Repeat the material exactly, every line of it.

[Records from a dataset]
* begin *
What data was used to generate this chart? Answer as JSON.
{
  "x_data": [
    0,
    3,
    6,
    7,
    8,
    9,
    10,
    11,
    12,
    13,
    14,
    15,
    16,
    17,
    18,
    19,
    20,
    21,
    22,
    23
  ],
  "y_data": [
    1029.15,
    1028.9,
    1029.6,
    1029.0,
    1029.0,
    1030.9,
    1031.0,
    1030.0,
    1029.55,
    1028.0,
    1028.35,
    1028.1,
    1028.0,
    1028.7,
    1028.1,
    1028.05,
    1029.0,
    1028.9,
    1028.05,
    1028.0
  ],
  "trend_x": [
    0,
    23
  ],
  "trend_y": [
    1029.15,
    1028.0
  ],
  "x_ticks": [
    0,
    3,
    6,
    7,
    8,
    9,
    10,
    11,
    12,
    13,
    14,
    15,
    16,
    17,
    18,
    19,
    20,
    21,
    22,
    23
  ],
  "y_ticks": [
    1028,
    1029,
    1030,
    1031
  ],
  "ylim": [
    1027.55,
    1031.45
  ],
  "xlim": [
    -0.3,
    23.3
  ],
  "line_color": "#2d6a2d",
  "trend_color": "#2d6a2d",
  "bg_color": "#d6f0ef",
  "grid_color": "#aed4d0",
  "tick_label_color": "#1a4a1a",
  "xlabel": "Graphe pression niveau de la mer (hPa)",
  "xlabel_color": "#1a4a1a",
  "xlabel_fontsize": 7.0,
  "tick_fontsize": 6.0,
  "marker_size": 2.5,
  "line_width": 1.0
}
* end *
Output for this exercise:
What data was used to generate this chart? Answer as JSON.
{
  "x_data": [
    0,
    3,
    6,
    7,
    8,
    9,
    10,
    11,
    12,
    13,
    14,
    15,
    16,
    17,
    18,
    19,
    20,
    21,
    22,
    23
  ],
  "y_data": [
    1029.15,
    1028.9,
    1029.6,
    1029.0,
    1029.0,
    1030.9,
    1031.0,
    1030.0,
    1029.55,
    1028.0,
    1028.35,
    1028.1,
    1028.0,
    1028.7,
    1028.1,
    1028.05,
    1029.0,
    1028.9,
    1028.05,
    1028.0
  ],
  "trend_x": [
    0,
    23
  ],
  "trend_y": [
    1029.15,
    1028.0
  ],
  "x_ticks": [
    0,
    3,
    6,
    7,
    8,
    9,
    10,
    11,
    12,
    13,
    14,
    15,
    16,
    17,
    18,
    19,
    20,
    21,
    22,
    23
  ],
  "y_ticks": [
    1028,
    1029,
    1030,
    1031
  ],
  "ylim": [
    1027.55,
    1031.45
  ],
  "xlim": [
    -0.3,
    23.3
  ],
  "line_color": "#2d6a2d",
  "trend_color": "#2d6a2d",
  "bg_color": "#d6f0ef",
  "grid_color": "#aed4d0",
  "tick_label_color": "#1a4a1a",
  "xlabel": "Graphe pression niveau de la mer (hPa)",
  "xlabel_color": "#1a4a1a",
  "xlabel_fontsize": 7.0,
  "tick_fontsize": 6.0,
  "marker_size": 2.5,
  "line_width": 1.0
}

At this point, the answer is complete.